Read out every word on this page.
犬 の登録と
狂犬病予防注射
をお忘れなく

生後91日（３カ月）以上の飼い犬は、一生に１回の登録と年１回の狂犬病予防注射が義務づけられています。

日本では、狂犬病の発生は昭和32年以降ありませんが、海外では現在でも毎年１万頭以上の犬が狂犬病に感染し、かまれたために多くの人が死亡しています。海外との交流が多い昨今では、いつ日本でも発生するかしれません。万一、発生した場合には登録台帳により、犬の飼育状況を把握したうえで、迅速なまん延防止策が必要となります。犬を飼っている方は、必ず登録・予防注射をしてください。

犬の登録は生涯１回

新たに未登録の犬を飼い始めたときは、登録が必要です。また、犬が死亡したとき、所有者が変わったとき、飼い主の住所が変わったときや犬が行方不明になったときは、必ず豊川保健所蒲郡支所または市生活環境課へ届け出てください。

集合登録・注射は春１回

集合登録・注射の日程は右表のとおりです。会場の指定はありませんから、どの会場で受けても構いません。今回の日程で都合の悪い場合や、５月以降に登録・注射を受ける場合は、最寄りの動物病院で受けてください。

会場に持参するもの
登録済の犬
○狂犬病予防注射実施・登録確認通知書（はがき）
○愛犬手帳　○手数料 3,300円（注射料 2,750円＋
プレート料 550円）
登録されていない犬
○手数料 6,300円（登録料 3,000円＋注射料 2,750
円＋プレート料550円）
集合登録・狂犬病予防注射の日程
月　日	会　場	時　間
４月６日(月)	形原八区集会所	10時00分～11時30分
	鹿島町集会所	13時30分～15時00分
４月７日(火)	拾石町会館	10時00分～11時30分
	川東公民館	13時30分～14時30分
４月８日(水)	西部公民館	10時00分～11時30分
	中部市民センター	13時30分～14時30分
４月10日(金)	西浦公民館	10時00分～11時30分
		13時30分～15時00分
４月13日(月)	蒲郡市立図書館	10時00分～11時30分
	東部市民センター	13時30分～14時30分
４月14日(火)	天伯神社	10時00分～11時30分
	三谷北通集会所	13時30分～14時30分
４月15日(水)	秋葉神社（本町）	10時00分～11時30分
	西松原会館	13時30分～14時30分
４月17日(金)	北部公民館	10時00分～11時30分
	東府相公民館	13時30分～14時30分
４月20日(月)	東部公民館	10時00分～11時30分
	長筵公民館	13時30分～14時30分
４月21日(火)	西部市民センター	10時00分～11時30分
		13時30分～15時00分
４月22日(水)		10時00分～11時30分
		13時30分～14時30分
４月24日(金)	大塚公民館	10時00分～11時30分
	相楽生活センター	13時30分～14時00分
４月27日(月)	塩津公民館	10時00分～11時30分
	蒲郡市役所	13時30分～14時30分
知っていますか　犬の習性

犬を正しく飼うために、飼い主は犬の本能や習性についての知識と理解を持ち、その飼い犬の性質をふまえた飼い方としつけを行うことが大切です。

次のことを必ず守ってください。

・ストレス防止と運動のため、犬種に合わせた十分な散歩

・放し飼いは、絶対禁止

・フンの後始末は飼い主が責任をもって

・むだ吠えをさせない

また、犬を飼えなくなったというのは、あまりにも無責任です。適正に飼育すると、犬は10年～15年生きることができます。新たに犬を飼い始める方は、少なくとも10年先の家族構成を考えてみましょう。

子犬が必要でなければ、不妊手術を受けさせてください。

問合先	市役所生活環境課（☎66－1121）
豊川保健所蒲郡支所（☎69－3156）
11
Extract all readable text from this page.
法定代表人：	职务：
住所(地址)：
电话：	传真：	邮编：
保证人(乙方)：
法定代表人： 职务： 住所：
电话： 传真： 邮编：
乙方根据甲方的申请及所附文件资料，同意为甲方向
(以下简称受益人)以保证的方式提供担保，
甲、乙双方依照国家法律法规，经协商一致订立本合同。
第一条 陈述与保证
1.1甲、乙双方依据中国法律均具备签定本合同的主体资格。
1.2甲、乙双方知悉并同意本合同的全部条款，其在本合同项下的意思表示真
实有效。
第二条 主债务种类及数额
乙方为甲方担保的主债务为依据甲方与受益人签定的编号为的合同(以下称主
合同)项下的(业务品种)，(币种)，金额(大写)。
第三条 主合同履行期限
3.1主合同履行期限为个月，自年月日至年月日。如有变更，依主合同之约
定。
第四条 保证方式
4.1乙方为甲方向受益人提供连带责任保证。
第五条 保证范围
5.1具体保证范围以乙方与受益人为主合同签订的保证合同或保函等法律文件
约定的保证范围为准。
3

= = = = =

## Aim of the task:
Retype the material in full. Each word must match.

## Solution to the exercise:
Read out every word on this page.
犬 の登録と
狂犬病予防注射
をお忘れなく

生後91日（３カ月）以上の飼い犬は、一生に１回の登録と年１回の狂犬病予防注射が義務づけられています。

日本では、狂犬病の発生は昭和32年以降ありませんが、海外では現在でも毎年１万頭以上の犬が狂犬病に感染し、かまれたために多くの人が死亡しています。海外との交流が多い昨今では、いつ日本でも発生するかしれません。万一、発生した場合には登録台帳により、犬の飼育状況を把握したうえで、迅速なまん延防止策が必要となります。犬を飼っている方は、必ず登録・予防注射をしてください。

犬の登録は生涯１回

新たに未登録の犬を飼い始めたときは、登録が必要です。また、犬が死亡したとき、所有者が変わったとき、飼い主の住所が変わったときや犬が行方不明になったときは、必ず豊川保健所蒲郡支所または市生活環境課へ届け出てください。

集合登録・注射は春１回

集合登録・注射の日程は右表のとおりです。会場の指定はありませんから、どの会場で受けても構いません。今回の日程で都合の悪い場合や、５月以降に登録・注射を受ける場合は、最寄りの動物病院で受けてください。

会場に持参するもの
登録済の犬
○狂犬病予防注射実施・登録確認通知書（はがき）
○愛犬手帳　○手数料 3,300円（注射料 2,750円＋
プレート料 550円）
登録されていない犬
○手数料 6,300円（登録料 3,000円＋注射料 2,750
円＋プレート料550円）
集合登録・狂犬病予防注射の日程
月　日	会　場	時　間
４月６日(月)	形原八区集会所	10時00分～11時30分
	鹿島町集会所	13時30分～15時00分
４月７日(火)	拾石町会館	10時00分～11時30分
	川東公民館	13時30分～14時30分
４月８日(水)	西部公民館	10時00分～11時30分
	中部市民センター	13時30分～14時30分
４月10日(金)	西浦公民館	10時00分～11時30分
		13時30分～15時00分
４月13日(月)	蒲郡市立図書館	10時00分～11時30分
	東部市民センター	13時30分～14時30分
４月14日(火)	天伯神社	10時00分～11時30分
	三谷北通集会所	13時30分～14時30分
４月15日(水)	秋葉神社（本町）	10時00分～11時30分
	西松原会館	13時30分～14時30分
４月17日(金)	北部公民館	10時00分～11時30分
	東府相公民館	13時30分～14時30分
４月20日(月)	東部公民館	10時00分～11時30分
	長筵公民館	13時30分～14時30分
４月21日(火)	西部市民センター	10時00分～11時30分
		13時30分～15時00分
４月22日(水)		10時00分～11時30分
		13時30分～14時30分
４月24日(金)	大塚公民館	10時00分～11時30分
	相楽生活センター	13時30分～14時00分
４月27日(月)	塩津公民館	10時00分～11時30分
	蒲郡市役所	13時30分～14時30分
知っていますか　犬の習性

犬を正しく飼うために、飼い主は犬の本能や習性についての知識と理解を持ち、その飼い犬の性質をふまえた飼い方としつけを行うことが大切です。

次のことを必ず守ってください。

・ストレス防止と運動のため、犬種に合わせた十分な散歩

・放し飼いは、絶対禁止

・フンの後始末は飼い主が責任をもって

・むだ吠えをさせない

また、犬を飼えなくなったというのは、あまりにも無責任です。適正に飼育すると、犬は10年～15年生きることができます。新たに犬を飼い始める方は、少なくとも10年先の家族構成を考えてみましょう。

子犬が必要でなければ、不妊手術を受けさせてください。

問合先	市役所生活環境課（☎66－1121）
豊川保健所蒲郡支所（☎69－3156）
11
Extract all readable text from this page.
法定代表人：	职务：
住所(地址)：
电话：	传真：	邮编：
保证人(乙方)：
法定代表人： 职务： 住所：
电话： 传真： 邮编：
乙方根据甲方的申请及所附文件资料，同意为甲方向
(以下简称受益人)以保证的方式提供担保，
甲、乙双方依照国家法律法规，经协商一致订立本合同。
第一条 陈述与保证
1.1甲、乙双方依据中国法律均具备签定本合同的主体资格。
1.2甲、乙双方知悉并同意本合同的全部条款，其在本合同项下的意思表示真
实有效。
第二条 主债务种类及数额
乙方为甲方担保的主债务为依据甲方与受益人签定的编号为的合同(以下称主
合同)项下的(业务品种)，(币种)，金额(大写)。
第三条 主合同履行期限
3.1主合同履行期限为个月，自年月日至年月日。如有变更，依主合同之约
定。
第四条 保证方式
4.1乙方为甲方向受益人提供连带责任保证。
第五条 保证范围
5.1具体保证范围以乙方与受益人为主合同签订的保证合同或保函等法律文件
约定的保证范围为准。
3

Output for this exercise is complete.